> **Exercise requirements**:
Report each line of the data that includes the word "JSON".

↓

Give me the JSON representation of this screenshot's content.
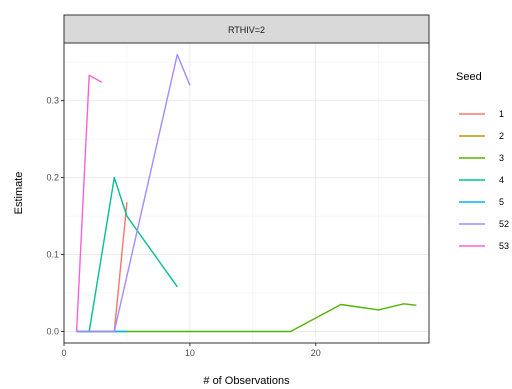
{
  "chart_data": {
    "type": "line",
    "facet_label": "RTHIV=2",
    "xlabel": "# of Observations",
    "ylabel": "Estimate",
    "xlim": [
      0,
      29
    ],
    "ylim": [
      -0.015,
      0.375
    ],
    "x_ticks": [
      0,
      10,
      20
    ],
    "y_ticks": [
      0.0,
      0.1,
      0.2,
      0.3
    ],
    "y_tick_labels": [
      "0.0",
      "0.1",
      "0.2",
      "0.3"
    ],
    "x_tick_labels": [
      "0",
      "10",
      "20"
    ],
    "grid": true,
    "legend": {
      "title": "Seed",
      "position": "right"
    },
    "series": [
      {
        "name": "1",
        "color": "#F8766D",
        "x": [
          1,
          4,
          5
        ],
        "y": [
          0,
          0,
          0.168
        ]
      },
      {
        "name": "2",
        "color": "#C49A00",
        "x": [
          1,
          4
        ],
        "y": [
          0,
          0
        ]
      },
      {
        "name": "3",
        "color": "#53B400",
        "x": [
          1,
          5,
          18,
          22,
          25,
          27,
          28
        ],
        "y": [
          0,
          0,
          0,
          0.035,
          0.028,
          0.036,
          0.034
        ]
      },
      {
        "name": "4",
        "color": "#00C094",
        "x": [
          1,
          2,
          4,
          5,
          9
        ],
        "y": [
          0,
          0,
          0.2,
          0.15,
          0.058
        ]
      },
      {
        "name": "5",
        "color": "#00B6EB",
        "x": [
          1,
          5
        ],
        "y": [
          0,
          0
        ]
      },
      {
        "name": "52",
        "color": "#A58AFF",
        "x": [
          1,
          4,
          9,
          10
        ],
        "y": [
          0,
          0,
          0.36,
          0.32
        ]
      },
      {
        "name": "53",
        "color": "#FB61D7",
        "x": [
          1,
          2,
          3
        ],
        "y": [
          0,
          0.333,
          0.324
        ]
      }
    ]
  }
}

↑
↓

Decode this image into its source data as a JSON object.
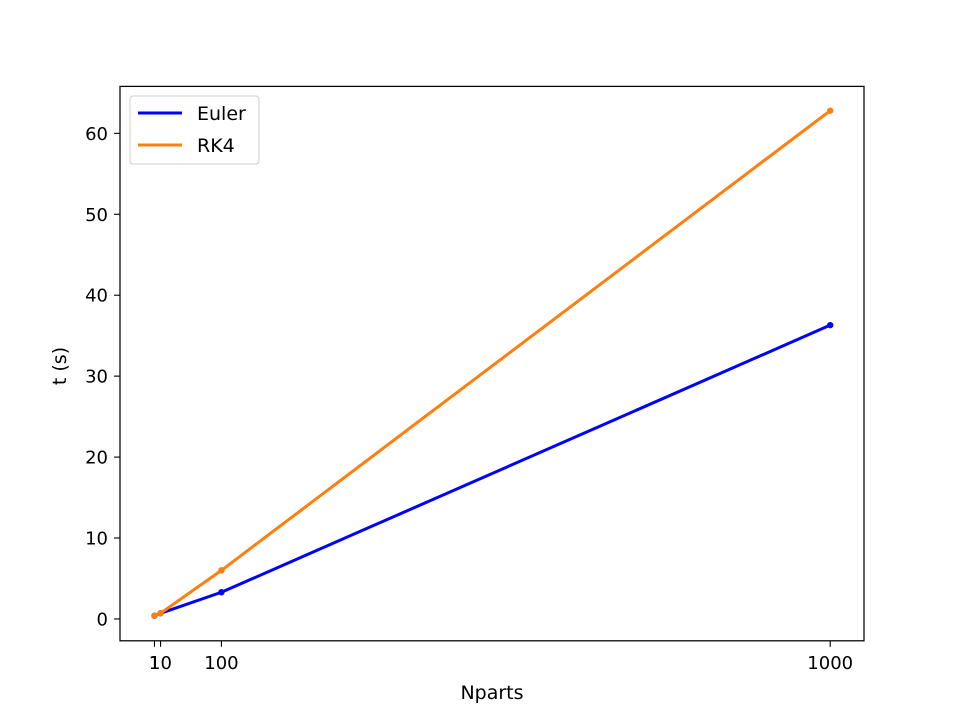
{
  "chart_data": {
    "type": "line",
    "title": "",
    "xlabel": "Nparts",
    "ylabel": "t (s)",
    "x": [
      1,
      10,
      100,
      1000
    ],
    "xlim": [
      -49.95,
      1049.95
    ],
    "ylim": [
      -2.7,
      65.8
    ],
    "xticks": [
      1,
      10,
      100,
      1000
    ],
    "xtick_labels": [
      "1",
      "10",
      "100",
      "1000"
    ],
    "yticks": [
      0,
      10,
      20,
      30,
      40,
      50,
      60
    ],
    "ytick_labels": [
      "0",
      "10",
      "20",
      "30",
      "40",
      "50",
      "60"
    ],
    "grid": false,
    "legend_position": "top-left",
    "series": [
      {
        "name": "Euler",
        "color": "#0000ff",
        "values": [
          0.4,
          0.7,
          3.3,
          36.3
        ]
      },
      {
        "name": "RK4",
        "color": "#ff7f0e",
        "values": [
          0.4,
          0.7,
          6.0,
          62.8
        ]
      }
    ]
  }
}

↑

> **Response below**:
Give me the JSON representation of this screenshot's content.
Decode this image into its source data as a JSON object.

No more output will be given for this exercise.